- Text block -
******************************

Participation in sports is not only an issue of equality. It also contributes to women’s personal development and self-confidence. As Mary reflected, the most critical lessons she learned through her participation in sports include the importance of building resilience through failure and learning how to lead and perform in teams. Mary pointed to the pipeline from sports to the C-suite: a study found that over half of female C-suite executives surveyed had once played university sports.

But even in the United States, there are still barriers to women succeeding in sports. At the roundtable, Jessica Howard, a rhythmic gymnastics world champion and survivor of Larry Nassar’s sexual abuse, discussed the pain of having the magic of her sport marred by abuse. She has previously written on the subject in the New York Times. And women in sports still earn considerably less than men. In the 2015 women’s World Cup, the winners brought home $2 million, compared to the $35 million awarded to the men’s winners the year previously.

******************************

- Parts of the exercise -
(1) In the text on women in sports, how much prize money did the winners of the 2015 women's World Cup take home?
(2) Extend the text on women in sports, picking up after its final sentence.

******************************

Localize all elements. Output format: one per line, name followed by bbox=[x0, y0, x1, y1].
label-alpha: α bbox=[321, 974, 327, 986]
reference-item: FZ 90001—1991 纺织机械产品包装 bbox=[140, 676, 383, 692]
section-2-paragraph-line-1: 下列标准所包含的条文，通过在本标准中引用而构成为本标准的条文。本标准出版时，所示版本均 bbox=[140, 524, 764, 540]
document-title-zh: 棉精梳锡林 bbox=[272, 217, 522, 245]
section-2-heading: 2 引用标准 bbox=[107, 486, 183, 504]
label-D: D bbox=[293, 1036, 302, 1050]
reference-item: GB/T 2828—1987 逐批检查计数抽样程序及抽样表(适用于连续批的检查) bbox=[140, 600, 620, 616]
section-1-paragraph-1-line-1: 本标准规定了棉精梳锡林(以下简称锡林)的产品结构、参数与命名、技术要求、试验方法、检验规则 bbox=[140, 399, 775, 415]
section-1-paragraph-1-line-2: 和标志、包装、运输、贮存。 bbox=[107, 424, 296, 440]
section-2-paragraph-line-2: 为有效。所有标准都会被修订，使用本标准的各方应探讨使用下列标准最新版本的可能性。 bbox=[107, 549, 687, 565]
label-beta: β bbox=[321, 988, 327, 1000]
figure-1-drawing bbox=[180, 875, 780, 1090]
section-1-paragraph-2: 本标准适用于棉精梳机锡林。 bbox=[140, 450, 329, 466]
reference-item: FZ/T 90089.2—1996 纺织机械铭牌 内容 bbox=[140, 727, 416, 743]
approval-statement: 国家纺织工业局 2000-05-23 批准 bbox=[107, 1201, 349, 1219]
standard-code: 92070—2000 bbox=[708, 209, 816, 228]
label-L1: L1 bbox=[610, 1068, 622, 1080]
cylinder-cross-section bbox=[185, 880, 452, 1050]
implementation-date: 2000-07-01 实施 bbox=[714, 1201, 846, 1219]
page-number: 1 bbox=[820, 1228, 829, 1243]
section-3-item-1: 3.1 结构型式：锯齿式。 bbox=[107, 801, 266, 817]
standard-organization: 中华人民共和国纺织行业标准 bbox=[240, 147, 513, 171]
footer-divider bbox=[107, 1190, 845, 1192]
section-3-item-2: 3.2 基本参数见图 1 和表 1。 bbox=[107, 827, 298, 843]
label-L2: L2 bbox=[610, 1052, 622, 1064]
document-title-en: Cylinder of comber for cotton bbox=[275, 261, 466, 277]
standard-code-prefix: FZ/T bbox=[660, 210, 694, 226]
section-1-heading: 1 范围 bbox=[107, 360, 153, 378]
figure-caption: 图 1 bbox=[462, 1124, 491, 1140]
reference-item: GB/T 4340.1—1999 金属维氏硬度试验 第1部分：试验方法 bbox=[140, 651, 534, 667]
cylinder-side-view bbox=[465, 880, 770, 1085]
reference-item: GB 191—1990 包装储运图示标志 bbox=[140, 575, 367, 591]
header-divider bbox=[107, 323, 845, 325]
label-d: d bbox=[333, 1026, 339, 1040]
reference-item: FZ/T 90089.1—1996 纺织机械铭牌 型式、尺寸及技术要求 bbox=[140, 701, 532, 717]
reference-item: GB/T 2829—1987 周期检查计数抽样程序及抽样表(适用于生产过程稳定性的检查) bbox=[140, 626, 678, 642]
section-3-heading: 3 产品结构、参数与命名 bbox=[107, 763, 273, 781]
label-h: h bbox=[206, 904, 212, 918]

******************************

- Answers for this exercise -
(1) $2 million

(2)
Internationally, women face even more significant barriers. Until recently, women could not attend sporting events in Saudi Arabia, let alone play in them. At the roundtable, Dr. Hajar Abulfazl, former captain of the Afghanistan women’s soccer team, discussed the cultural barriers to participating in her sport and the importance of allowing girls to dream that they, too, can be anything they want to be.

Sports institutions can be a tool for expanding human rights abroad. Minky Worden discussed her work with FIFA to implement human rights standards regarding LGBTQ rights, requiring countries that participate in the World Cup to abide by a zero tolerance standard for discrimination based on sexual orientation. As FIFA takes heat for recent corruption scandals and turnover on its board, Worden argues that now is the perfect time to pressure the organization to initiate such standards.